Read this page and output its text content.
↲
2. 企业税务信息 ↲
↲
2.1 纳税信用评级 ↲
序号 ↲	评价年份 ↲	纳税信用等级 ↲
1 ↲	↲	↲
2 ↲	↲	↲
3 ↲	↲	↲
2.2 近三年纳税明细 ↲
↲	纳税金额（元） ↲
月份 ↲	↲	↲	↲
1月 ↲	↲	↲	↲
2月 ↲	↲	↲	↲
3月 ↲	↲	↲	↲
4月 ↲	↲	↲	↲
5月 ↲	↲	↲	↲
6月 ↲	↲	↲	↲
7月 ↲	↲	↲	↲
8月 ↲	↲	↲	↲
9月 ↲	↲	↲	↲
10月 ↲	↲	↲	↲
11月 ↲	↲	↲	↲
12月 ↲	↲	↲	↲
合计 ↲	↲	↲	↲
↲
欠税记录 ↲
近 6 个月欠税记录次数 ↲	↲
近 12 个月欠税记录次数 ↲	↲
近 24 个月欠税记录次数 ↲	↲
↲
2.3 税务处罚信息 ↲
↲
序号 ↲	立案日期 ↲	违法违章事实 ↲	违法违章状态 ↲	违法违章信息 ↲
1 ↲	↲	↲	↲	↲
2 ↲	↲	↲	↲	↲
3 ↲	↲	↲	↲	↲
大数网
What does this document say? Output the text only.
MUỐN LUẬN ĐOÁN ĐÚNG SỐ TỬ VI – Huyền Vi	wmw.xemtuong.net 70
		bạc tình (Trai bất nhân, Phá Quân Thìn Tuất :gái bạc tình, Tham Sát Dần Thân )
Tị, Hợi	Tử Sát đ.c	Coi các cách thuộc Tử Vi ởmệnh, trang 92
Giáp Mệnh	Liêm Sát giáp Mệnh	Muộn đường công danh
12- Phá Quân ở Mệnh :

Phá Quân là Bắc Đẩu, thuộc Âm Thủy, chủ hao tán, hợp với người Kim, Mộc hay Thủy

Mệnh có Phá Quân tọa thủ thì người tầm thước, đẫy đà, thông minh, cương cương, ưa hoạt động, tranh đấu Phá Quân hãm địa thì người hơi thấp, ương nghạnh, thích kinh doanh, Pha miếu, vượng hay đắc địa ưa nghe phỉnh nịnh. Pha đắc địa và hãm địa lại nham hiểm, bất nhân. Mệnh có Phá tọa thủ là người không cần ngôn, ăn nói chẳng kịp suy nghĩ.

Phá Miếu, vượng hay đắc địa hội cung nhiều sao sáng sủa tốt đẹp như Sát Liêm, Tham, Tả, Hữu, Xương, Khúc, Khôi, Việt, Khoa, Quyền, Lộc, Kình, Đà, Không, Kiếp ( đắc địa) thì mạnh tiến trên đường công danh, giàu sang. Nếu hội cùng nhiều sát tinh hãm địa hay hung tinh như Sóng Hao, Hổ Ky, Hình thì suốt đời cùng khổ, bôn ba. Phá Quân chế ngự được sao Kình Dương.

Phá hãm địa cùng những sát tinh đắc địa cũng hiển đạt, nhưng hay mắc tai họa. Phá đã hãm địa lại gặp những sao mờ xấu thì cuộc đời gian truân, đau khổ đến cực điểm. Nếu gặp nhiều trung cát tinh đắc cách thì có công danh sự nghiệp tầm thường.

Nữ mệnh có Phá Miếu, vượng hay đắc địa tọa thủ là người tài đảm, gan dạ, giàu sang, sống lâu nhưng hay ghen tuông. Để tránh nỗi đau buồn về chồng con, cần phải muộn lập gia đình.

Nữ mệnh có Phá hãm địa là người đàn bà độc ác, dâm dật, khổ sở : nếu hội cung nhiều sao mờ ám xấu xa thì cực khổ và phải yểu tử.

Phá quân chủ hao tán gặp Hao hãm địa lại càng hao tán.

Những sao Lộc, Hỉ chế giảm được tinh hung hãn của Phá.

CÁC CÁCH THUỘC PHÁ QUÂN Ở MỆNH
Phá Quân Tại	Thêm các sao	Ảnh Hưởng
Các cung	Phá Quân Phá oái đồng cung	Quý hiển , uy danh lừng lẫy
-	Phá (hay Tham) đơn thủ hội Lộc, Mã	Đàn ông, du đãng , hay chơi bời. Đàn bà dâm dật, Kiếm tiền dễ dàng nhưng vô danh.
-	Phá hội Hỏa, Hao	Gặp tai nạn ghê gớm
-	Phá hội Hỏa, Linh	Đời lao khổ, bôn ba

**********

:: Directive ::
Extract all lines as given.

:: Answer in full ::
Read this page and output its text content.
↲
2. 企业税务信息 ↲
↲
2.1 纳税信用评级 ↲
序号 ↲	评价年份 ↲	纳税信用等级 ↲
1 ↲	↲	↲
2 ↲	↲	↲
3 ↲	↲	↲
2.2 近三年纳税明细 ↲
↲	纳税金额（元） ↲
月份 ↲	↲	↲	↲
1月 ↲	↲	↲	↲
2月 ↲	↲	↲	↲
3月 ↲	↲	↲	↲
4月 ↲	↲	↲	↲
5月 ↲	↲	↲	↲
6月 ↲	↲	↲	↲
7月 ↲	↲	↲	↲
8月 ↲	↲	↲	↲
9月 ↲	↲	↲	↲
10月 ↲	↲	↲	↲
11月 ↲	↲	↲	↲
12月 ↲	↲	↲	↲
合计 ↲	↲	↲	↲
↲
欠税记录 ↲
近 6 个月欠税记录次数 ↲	↲
近 12 个月欠税记录次数 ↲	↲
近 24 个月欠税记录次数 ↲	↲
↲
2.3 税务处罚信息 ↲
↲
序号 ↲	立案日期 ↲	违法违章事实 ↲	违法违章状态 ↲	违法违章信息 ↲
1 ↲	↲	↲	↲	↲
2 ↲	↲	↲	↲	↲
3 ↲	↲	↲	↲	↲
大数网
What does this document say? Output the text only.
MUỐN LUẬN ĐOÁN ĐÚNG SỐ TỬ VI – Huyền Vi	wmw.xemtuong.net 70
		bạc tình (Trai bất nhân, Phá Quân Thìn Tuất :gái bạc tình, Tham Sát Dần Thân )
Tị, Hợi	Tử Sát đ.c	Coi các cách thuộc Tử Vi ởmệnh, trang 92
Giáp Mệnh	Liêm Sát giáp Mệnh	Muộn đường công danh
12- Phá Quân ở Mệnh :

Phá Quân là Bắc Đẩu, thuộc Âm Thủy, chủ hao tán, hợp với người Kim, Mộc hay Thủy

Mệnh có Phá Quân tọa thủ thì người tầm thước, đẫy đà, thông minh, cương cương, ưa hoạt động, tranh đấu Phá Quân hãm địa thì người hơi thấp, ương nghạnh, thích kinh doanh, Pha miếu, vượng hay đắc địa ưa nghe phỉnh nịnh. Pha đắc địa và hãm địa lại nham hiểm, bất nhân. Mệnh có Phá tọa thủ là người không cần ngôn, ăn nói chẳng kịp suy nghĩ.

Phá Miếu, vượng hay đắc địa hội cung nhiều sao sáng sủa tốt đẹp như Sát Liêm, Tham, Tả, Hữu, Xương, Khúc, Khôi, Việt, Khoa, Quyền, Lộc, Kình, Đà, Không, Kiếp ( đắc địa) thì mạnh tiến trên đường công danh, giàu sang. Nếu hội cùng nhiều sát tinh hãm địa hay hung tinh như Sóng Hao, Hổ Ky, Hình thì suốt đời cùng khổ, bôn ba. Phá Quân chế ngự được sao Kình Dương.

Phá hãm địa cùng những sát tinh đắc địa cũng hiển đạt, nhưng hay mắc tai họa. Phá đã hãm địa lại gặp những sao mờ xấu thì cuộc đời gian truân, đau khổ đến cực điểm. Nếu gặp nhiều trung cát tinh đắc cách thì có công danh sự nghiệp tầm thường.

Nữ mệnh có Phá Miếu, vượng hay đắc địa tọa thủ là người tài đảm, gan dạ, giàu sang, sống lâu nhưng hay ghen tuông. Để tránh nỗi đau buồn về chồng con, cần phải muộn lập gia đình.

Nữ mệnh có Phá hãm địa là người đàn bà độc ác, dâm dật, khổ sở : nếu hội cung nhiều sao mờ ám xấu xa thì cực khổ và phải yểu tử.

Phá quân chủ hao tán gặp Hao hãm địa lại càng hao tán.

Những sao Lộc, Hỉ chế giảm được tinh hung hãn của Phá.

CÁC CÁCH THUỘC PHÁ QUÂN Ở MỆNH
Phá Quân Tại	Thêm các sao	Ảnh Hưởng
Các cung	Phá Quân Phá oái đồng cung	Quý hiển , uy danh lừng lẫy
-	Phá (hay Tham) đơn thủ hội Lộc, Mã	Đàn ông, du đãng , hay chơi bời. Đàn bà dâm dật, Kiếm tiền dễ dàng nhưng vô danh.
-	Phá hội Hỏa, Hao	Gặp tai nạn ghê gớm
-	Phá hội Hỏa, Linh	Đời lao khổ, bôn ba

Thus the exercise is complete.